# START OF Material for this exercise
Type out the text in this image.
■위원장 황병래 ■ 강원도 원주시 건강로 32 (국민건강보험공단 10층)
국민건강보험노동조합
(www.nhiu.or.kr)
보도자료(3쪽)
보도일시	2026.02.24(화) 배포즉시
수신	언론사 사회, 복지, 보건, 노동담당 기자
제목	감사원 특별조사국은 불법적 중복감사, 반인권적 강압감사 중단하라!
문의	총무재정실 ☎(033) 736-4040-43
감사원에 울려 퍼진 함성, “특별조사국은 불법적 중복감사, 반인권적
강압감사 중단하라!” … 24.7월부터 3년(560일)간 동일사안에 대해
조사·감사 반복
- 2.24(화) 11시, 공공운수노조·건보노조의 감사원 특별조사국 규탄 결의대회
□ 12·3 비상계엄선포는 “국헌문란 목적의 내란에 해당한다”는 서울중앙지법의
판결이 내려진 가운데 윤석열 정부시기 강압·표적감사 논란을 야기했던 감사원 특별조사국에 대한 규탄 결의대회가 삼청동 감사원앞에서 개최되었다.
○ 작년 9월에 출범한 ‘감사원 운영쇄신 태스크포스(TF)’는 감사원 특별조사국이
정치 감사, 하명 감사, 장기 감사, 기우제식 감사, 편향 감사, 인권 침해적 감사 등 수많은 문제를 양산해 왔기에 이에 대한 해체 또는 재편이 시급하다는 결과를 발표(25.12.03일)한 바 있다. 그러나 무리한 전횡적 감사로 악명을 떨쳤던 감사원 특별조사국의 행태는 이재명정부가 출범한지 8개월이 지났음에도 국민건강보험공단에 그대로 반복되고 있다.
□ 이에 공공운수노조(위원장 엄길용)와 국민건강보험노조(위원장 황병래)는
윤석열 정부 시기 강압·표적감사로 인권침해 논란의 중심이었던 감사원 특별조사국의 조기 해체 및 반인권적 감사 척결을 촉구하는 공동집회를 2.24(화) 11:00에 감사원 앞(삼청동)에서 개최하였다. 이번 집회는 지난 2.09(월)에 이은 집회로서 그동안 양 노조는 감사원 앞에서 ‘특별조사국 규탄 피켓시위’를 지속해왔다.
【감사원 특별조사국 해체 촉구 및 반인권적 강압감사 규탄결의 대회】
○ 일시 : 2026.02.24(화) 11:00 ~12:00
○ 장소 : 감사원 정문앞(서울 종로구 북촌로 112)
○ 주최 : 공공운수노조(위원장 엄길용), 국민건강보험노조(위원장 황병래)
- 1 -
# END OF Material for this exercise
## Written problem:
Reproduce the entries above exactly.

## Reply to the task:
Type out the text in this image.
■위원장 황병래 ■ 강원도 원주시 건강로 32 (국민건강보험공단 10층)
국민건강보험노동조합
(www.nhiu.or.kr)
보도자료(3쪽)
보도일시	2026.02.24(화) 배포즉시
수신	언론사 사회, 복지, 보건, 노동담당 기자
제목	감사원 특별조사국은 불법적 중복감사, 반인권적 강압감사 중단하라!
문의	총무재정실 ☎(033) 736-4040-43
감사원에 울려 퍼진 함성, “특별조사국은 불법적 중복감사, 반인권적
강압감사 중단하라!” … 24.7월부터 3년(560일)간 동일사안에 대해
조사·감사 반복
- 2.24(화) 11시, 공공운수노조·건보노조의 감사원 특별조사국 규탄 결의대회
□ 12·3 비상계엄선포는 “국헌문란 목적의 내란에 해당한다”는 서울중앙지법의
판결이 내려진 가운데 윤석열 정부시기 강압·표적감사 논란을 야기했던 감사원 특별조사국에 대한 규탄 결의대회가 삼청동 감사원앞에서 개최되었다.
○ 작년 9월에 출범한 ‘감사원 운영쇄신 태스크포스(TF)’는 감사원 특별조사국이
정치 감사, 하명 감사, 장기 감사, 기우제식 감사, 편향 감사, 인권 침해적 감사 등 수많은 문제를 양산해 왔기에 이에 대한 해체 또는 재편이 시급하다는 결과를 발표(25.12.03일)한 바 있다. 그러나 무리한 전횡적 감사로 악명을 떨쳤던 감사원 특별조사국의 행태는 이재명정부가 출범한지 8개월이 지났음에도 국민건강보험공단에 그대로 반복되고 있다.
□ 이에 공공운수노조(위원장 엄길용)와 국민건강보험노조(위원장 황병래)는
윤석열 정부 시기 강압·표적감사로 인권침해 논란의 중심이었던 감사원 특별조사국의 조기 해체 및 반인권적 감사 척결을 촉구하는 공동집회를 2.24(화) 11:00에 감사원 앞(삼청동)에서 개최하였다. 이번 집회는 지난 2.09(월)에 이은 집회로서 그동안 양 노조는 감사원 앞에서 ‘특별조사국 규탄 피켓시위’를 지속해왔다.
【감사원 특별조사국 해체 촉구 및 반인권적 강압감사 규탄결의 대회】
○ 일시 : 2026.02.24(화) 11:00 ~12:00
○ 장소 : 감사원 정문앞(서울 종로구 북촌로 112)
○ 주최 : 공공운수노조(위원장 엄길용), 국민건강보험노조(위원장 황병래)
- 1 -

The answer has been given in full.